■ **STATED EXERCISE 1**: Copy out the entries word for word, from the first line of the entries through the line containing "wind-speed-label: 55 [280,310,298,328]", including both of those lines.

■ **EXTRACT**:
/---

We can see that the sublists starting at the first position have 4 variations, those at the 2nd position have 3, or (*n*-1) variations, the next (*n*-2), etcetera. The sum of this sequence is 4+3+2+1, being the sum of the *n* natural numbers from *n* to 1. The value of a given Triangular number *n* can be computed as

T_{n} = n (n+1) / 2

This polynomial growth in the number of possibilities is ok, but not great. Brute forcing a solution is certainly an option, but let’s see if we can do better. Some methods can be had to avoid a thorough computation.

One more point needs to be brought up, and that is that multiple sublists can total to the same maximum product. If we are to allow for this, the solution lists must be accumulated in a list of their own for output. The instructions do not specify whether to provide *an* example or *all* examples. We will choose to accommodate this for the most part, as explained below.

The obvious first step is to multiply out the array. If the product is positive, then either we have 0 or an even number of negative elements cancelling each other out. In either case, the whole list is our sole maximum and we are done.

Another short-circuit we can choose to implement is if there are an odd number of negative elements and no 0s in the list. In that case we can remove elements from one end of our list one at a time until we remove a negative element. Once this happens any remaining negatives in the list will cancel each other out, the product will become positive, and the whole of the remaining list will be a local maximum. Because we have no idea of the values of the list nor their placement, we will need to repeat this process from the opposing end as well and compare the results to find the greater. This process will also work to remove exactly one 0, as long as there are no negative numbers elsewhere to complicate things. As this method is linear, it will be much faster if we can use it. If the two lists, left and right are the same, both will be returned, but there remains the possibility of smaller sublists bounded by 1s that will escape being reported by this method: `(1, 2, 3, 4, -1, 5)`

will produce `(1, 2, 3, 4) = 24 `

yet the shorter list within,` (2, 3, 4)`

will be missed. Because of the speed increase this might be preferable for long lists without 0s. Who knows what data we will have? So we leave it in for demonstration purposes.

\---

■ **EXCERPTED RECORDS**:
/---

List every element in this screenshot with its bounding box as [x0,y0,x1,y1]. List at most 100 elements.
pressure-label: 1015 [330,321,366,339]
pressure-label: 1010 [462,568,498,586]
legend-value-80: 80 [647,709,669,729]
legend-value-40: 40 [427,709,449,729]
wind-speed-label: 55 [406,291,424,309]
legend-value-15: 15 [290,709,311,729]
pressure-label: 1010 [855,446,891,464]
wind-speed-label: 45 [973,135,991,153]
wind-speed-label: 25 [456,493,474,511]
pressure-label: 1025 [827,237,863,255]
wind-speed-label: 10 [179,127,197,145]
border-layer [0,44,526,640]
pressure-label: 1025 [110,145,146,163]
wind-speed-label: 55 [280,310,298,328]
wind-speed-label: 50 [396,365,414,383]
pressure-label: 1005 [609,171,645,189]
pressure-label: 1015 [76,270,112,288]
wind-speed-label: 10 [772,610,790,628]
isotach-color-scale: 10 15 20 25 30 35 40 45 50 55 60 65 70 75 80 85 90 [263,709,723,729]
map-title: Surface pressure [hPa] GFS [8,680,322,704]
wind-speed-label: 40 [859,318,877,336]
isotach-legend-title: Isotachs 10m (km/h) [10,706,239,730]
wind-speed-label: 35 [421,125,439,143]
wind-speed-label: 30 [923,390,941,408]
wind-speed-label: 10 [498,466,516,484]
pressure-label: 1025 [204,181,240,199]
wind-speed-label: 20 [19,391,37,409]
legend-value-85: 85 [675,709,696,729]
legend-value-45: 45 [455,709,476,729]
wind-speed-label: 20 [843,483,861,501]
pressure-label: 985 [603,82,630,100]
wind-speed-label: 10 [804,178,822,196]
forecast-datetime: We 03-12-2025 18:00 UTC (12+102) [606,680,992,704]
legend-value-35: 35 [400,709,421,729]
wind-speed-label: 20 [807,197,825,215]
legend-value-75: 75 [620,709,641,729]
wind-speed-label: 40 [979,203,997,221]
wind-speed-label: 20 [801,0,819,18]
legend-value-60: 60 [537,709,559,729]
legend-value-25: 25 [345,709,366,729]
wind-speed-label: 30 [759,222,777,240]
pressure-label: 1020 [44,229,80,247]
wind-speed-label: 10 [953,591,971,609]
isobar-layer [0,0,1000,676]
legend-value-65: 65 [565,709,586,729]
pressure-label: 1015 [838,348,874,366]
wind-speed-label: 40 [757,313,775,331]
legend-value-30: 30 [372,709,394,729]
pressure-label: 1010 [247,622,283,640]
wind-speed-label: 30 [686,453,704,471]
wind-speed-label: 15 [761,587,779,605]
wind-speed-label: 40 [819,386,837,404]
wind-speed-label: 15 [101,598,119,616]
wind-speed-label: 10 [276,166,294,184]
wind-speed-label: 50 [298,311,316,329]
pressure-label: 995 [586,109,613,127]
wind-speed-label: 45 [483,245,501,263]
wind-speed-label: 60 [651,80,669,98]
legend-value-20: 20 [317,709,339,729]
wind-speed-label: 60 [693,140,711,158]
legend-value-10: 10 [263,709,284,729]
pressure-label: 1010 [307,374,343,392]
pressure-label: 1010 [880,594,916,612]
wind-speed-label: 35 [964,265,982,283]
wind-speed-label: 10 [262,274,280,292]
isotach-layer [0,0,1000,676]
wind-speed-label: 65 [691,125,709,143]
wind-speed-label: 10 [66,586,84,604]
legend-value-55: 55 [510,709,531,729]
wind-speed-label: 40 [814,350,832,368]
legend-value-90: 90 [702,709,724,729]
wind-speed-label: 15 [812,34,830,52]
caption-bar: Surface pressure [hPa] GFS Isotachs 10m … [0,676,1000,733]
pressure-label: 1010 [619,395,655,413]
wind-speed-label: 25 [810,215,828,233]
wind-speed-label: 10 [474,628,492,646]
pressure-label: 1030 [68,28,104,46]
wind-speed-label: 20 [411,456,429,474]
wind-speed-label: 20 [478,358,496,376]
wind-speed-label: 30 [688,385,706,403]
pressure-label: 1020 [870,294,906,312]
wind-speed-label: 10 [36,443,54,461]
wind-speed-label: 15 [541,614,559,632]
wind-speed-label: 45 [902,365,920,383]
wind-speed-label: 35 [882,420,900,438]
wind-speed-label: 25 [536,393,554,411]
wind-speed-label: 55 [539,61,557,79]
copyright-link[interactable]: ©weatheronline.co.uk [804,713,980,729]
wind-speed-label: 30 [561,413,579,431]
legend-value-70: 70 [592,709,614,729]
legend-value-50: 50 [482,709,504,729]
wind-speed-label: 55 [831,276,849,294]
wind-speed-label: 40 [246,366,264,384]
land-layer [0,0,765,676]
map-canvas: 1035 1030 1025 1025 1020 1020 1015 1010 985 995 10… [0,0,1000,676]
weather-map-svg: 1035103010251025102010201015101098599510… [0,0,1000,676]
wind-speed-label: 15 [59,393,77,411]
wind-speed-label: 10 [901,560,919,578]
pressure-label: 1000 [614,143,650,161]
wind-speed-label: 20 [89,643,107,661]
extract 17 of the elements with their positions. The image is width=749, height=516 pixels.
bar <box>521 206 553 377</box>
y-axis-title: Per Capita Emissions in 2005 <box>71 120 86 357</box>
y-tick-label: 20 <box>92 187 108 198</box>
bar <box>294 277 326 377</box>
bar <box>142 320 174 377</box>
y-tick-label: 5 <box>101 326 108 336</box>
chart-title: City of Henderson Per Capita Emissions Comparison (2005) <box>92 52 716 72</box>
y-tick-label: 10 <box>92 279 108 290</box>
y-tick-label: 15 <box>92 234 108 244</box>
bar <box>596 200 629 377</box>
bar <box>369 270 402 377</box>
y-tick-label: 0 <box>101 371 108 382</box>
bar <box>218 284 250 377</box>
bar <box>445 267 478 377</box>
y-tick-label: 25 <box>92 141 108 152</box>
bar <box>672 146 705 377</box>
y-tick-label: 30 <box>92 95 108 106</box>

\---

■ **STATED EXERCISE 2**: From the passage on maximum-product sublists, translate this sentence into Spanish: "Brute forcing a solution is certainly an option, but let’s see if we can do better."

■ **EXERCISE OUTPUT 1**:
List every element in this screenshot with its bounding box as [x0,y0,x1,y1]. List at most 100 elements.
pressure-label: 1015 [330,321,366,339]
pressure-label: 1010 [462,568,498,586]
legend-value-80: 80 [647,709,669,729]
legend-value-40: 40 [427,709,449,729]
wind-speed-label: 55 [406,291,424,309]
legend-value-15: 15 [290,709,311,729]
pressure-label: 1010 [855,446,891,464]
wind-speed-label: 45 [973,135,991,153]
wind-speed-label: 25 [456,493,474,511]
pressure-label: 1025 [827,237,863,255]
wind-speed-label: 10 [179,127,197,145]
border-layer [0,44,526,640]
pressure-label: 1025 [110,145,146,163]
wind-speed-label: 55 [280,310,298,328]

■ **EXERCISE OUTPUT 2**: Recurrir a la fuerza bruta para hallar una solución es sin duda una opción, pero veamos si podemos hacerlo mejor.